» **Set task**: Reproduce the full listing below unchanged, apart from the pictures.

**** Records to use ****

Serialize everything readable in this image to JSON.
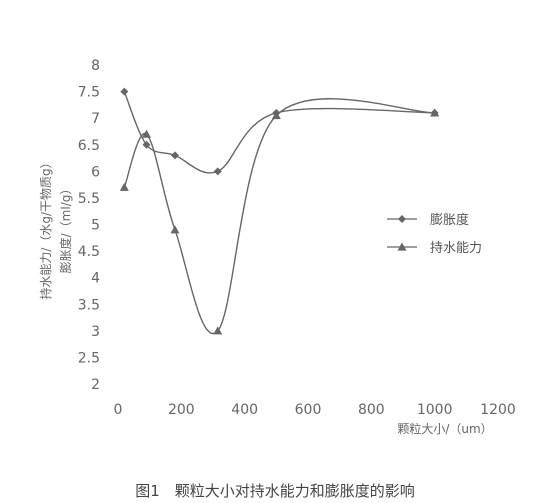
{
  "caption": "图1　颗粒大小对持水能力和膨胀度的影响",
  "chart_data": {
    "type": "line",
    "xlabel": "颗粒大小/（um）",
    "ylabel_lines": [
      "持水能力/（水g/干物质g）",
      "膨胀度/（ml/g）"
    ],
    "xlim": [
      0,
      1200
    ],
    "ylim": [
      2,
      8
    ],
    "xticks": [
      0,
      200,
      400,
      600,
      800,
      1000,
      1200
    ],
    "yticks": [
      2,
      2.5,
      3,
      3.5,
      4,
      4.5,
      5,
      5.5,
      6,
      6.5,
      7,
      7.5,
      8
    ],
    "xtick_labels": [
      "0",
      "200",
      "400",
      "600",
      "800",
      "1000",
      "1200"
    ],
    "ytick_labels": [
      "2",
      "2.5",
      "3",
      "3.5",
      "4",
      "4.5",
      "5",
      "5.5",
      "6",
      "6.5",
      "7",
      "7.5",
      "8"
    ],
    "legend_position": "right",
    "series": [
      {
        "name": "膨胀度",
        "marker": "diamond",
        "color": "#666666",
        "x": [
          20,
          90,
          180,
          315,
          500,
          1000
        ],
        "y": [
          7.5,
          6.5,
          6.3,
          6.0,
          7.1,
          7.1
        ]
      },
      {
        "name": "持水能力",
        "marker": "triangle",
        "color": "#666666",
        "x": [
          20,
          90,
          180,
          315,
          500,
          1000
        ],
        "y": [
          5.7,
          6.7,
          4.9,
          3.0,
          7.05,
          7.1
        ]
      }
    ]
  }
}
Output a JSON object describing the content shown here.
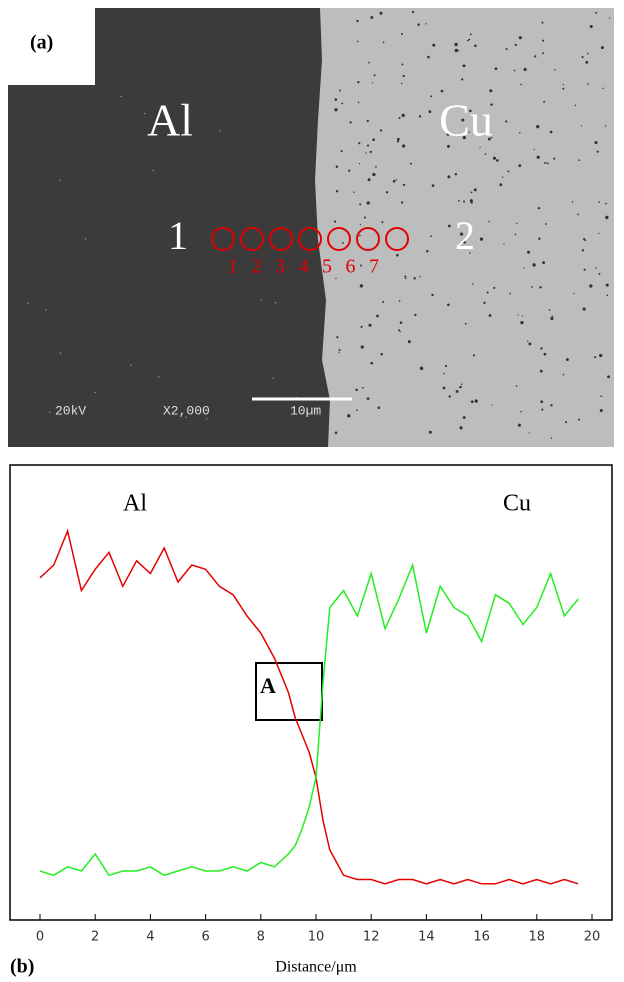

****

» **Complete answer**:
Serialize everything readable in this image to JSON.
{
  "caption": "图1　颗粒大小对持水能力和膨胀度的影响",
  "chart_data": {
    "type": "line",
    "xlabel": "颗粒大小/（um）",
    "ylabel_lines": [
      "持水能力/（水g/干物质g）",
      "膨胀度/（ml/g）"
    ],
    "xlim": [
      0,
      1200
    ],
    "ylim": [
      2,
      8
    ],
    "xticks": [
      0,
      200,
      400,
      600,
      800,
      1000,
      1200
    ],
    "yticks": [
      2,
      2.5,
      3,
      3.5,
      4,
      4.5,
      5,
      5.5,
      6,
      6.5,
      7,
      7.5,
      8
    ],
    "xtick_labels": [
      "0",
      "200",
      "400",
      "600",
      "800",
      "1000",
      "1200"
    ],
    "ytick_labels": [
      "2",
      "2.5",
      "3",
      "3.5",
      "4",
      "4.5",
      "5",
      "5.5",
      "6",
      "6.5",
      "7",
      "7.5",
      "8"
    ],
    "legend_position": "right",
    "series": [
      {
        "name": "膨胀度",
        "marker": "diamond",
        "color": "#666666",
        "x": [
          20,
          90,
          180,
          315,
          500,
          1000
        ],
        "y": [
          7.5,
          6.5,
          6.3,
          6.0,
          7.1,
          7.1
        ]
      },
      {
        "name": "持水能力",
        "marker": "triangle",
        "color": "#666666",
        "x": [
          20,
          90,
          180,
          315,
          500,
          1000
        ],
        "y": [
          5.7,
          6.7,
          4.9,
          3.0,
          7.05,
          7.1
        ]
      }
    ]
  }
}
Output a JSON object describing the content shown here.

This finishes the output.